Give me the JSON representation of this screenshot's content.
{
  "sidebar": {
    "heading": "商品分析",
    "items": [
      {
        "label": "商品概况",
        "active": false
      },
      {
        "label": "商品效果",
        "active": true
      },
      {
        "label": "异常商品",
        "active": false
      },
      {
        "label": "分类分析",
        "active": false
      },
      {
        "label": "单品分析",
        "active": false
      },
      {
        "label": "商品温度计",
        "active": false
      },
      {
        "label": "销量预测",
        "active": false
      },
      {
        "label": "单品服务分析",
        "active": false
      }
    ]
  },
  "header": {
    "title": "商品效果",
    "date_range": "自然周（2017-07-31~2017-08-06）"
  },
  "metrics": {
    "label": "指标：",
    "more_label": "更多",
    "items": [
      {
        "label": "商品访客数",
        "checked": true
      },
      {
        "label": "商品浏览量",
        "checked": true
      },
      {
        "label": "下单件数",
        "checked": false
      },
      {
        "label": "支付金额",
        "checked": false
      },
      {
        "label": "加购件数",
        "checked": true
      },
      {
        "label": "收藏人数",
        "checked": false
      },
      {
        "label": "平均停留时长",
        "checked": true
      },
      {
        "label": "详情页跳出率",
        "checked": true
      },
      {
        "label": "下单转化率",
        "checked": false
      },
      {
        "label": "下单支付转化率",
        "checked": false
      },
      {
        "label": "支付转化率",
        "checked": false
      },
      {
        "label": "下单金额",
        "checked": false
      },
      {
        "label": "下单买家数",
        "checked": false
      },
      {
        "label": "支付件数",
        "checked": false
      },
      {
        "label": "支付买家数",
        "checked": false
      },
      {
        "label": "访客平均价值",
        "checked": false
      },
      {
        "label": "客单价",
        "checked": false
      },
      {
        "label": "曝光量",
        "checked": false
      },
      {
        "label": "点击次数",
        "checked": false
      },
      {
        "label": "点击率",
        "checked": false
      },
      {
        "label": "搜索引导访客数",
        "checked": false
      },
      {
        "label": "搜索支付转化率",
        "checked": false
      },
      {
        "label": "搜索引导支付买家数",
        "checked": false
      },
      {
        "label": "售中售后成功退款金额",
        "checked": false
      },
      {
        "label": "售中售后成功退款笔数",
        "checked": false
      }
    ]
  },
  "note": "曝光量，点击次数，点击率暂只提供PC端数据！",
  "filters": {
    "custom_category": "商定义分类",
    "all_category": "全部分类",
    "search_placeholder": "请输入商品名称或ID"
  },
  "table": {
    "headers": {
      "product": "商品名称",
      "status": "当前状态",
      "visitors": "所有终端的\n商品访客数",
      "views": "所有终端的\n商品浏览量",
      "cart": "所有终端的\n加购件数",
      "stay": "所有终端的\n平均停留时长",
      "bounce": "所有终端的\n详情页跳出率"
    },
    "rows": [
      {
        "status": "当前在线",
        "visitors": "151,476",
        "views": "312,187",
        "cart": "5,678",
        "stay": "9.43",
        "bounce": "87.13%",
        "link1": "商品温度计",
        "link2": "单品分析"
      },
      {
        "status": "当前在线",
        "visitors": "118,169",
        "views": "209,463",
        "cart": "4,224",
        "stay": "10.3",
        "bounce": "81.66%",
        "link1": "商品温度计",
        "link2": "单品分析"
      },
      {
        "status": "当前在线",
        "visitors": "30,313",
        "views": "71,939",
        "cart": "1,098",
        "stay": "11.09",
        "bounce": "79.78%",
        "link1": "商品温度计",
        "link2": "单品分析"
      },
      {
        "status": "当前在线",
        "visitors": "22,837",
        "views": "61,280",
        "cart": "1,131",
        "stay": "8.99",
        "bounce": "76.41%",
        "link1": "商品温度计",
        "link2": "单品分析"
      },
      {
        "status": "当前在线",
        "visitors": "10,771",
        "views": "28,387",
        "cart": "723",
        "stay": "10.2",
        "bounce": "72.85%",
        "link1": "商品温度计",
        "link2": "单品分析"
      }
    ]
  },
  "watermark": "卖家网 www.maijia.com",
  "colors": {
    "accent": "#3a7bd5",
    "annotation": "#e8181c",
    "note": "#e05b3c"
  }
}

> _Exercise task_
Look through the entries and return every line where "cart" appears.

> _Response to this task_
      "cart": "所有终端的\n加购件数",
        "cart": "5,678",
        "cart": "4,224",
        "cart": "1,098",
        "cart": "1,131",
        "cart": "723",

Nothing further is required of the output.